─── PROVIDED MATERIAL ───

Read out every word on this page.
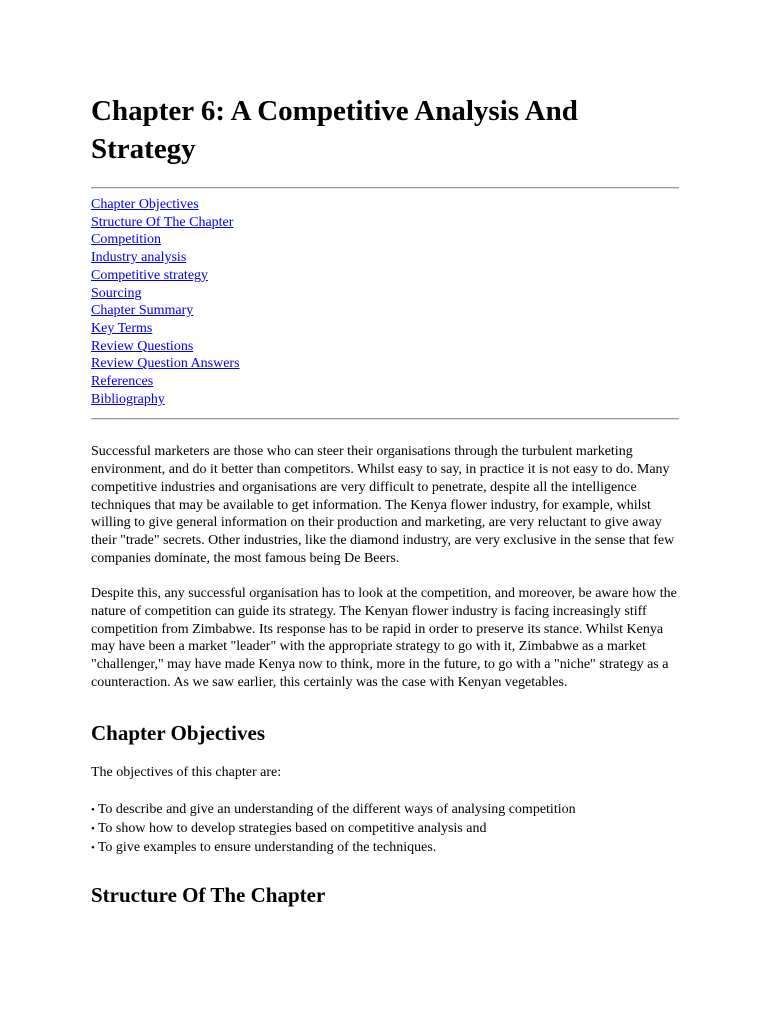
Chapter 6: A Competitive Analysis And Strategy
Chapter Objectives
Structure Of The Chapter
Competition
Industry analysis
Competitive strategy
Sourcing
Chapter Summary
Key Terms
Review Questions
Review Question Answers
References
Bibliography

Successful marketers are those who can steer their organisations through the turbulent marketing environment, and do it better than competitors. Whilst easy to say, in practice it is not easy to do. Many competitive industries and organisations are very difficult to penetrate, despite all the intelligence techniques that may be available to get information. The Kenya flower industry, for example, whilst willing to give general information on their production and marketing, are very reluctant to give away their "trade" secrets. Other industries, like the diamond industry, are very exclusive in the sense that few companies dominate, the most famous being De Beers.

Despite this, any successful organisation has to look at the competition, and moreover, be aware how the nature of competition can guide its strategy. The Kenyan flower industry is facing increasingly stiff competition from Zimbabwe. Its response has to be rapid in order to preserve its stance. Whilst Kenya may have been a market "leader" with the appropriate strategy to go with it, Zimbabwe as a market "challenger," may have made Kenya now to think, more in the future, to go with a "niche" strategy as a counteraction. As we saw earlier, this certainly was the case with Kenyan vegetables.

Chapter Objectives

The objectives of this chapter are:

• To describe and give an understanding of the different ways of analysing competition
• To show how to develop strategies based on competitive analysis and
• To give examples to ensure understanding of the techniques.
Structure Of The Chapter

───

EXERCISE: Leave out the pictures and copy everything else in the records word for word.

RESULT BELOW:
Read out every word on this page.
Chapter 6: A Competitive Analysis And Strategy
Chapter Objectives
Structure Of The Chapter
Competition
Industry analysis
Competitive strategy
Sourcing
Chapter Summary
Key Terms
Review Questions
Review Question Answers
References
Bibliography

Successful marketers are those who can steer their organisations through the turbulent marketing environment, and do it better than competitors. Whilst easy to say, in practice it is not easy to do. Many competitive industries and organisations are very difficult to penetrate, despite all the intelligence techniques that may be available to get information. The Kenya flower industry, for example, whilst willing to give general information on their production and marketing, are very reluctant to give away their "trade" secrets. Other industries, like the diamond industry, are very exclusive in the sense that few companies dominate, the most famous being De Beers.

Despite this, any successful organisation has to look at the competition, and moreover, be aware how the nature of competition can guide its strategy. The Kenyan flower industry is facing increasingly stiff competition from Zimbabwe. Its response has to be rapid in order to preserve its stance. Whilst Kenya may have been a market "leader" with the appropriate strategy to go with it, Zimbabwe as a market "challenger," may have made Kenya now to think, more in the future, to go with a "niche" strategy as a counteraction. As we saw earlier, this certainly was the case with Kenyan vegetables.

Chapter Objectives

The objectives of this chapter are:

• To describe and give an understanding of the different ways of analysing competition
• To show how to develop strategies based on competitive analysis and
• To give examples to ensure understanding of the techniques.
Structure Of The Chapter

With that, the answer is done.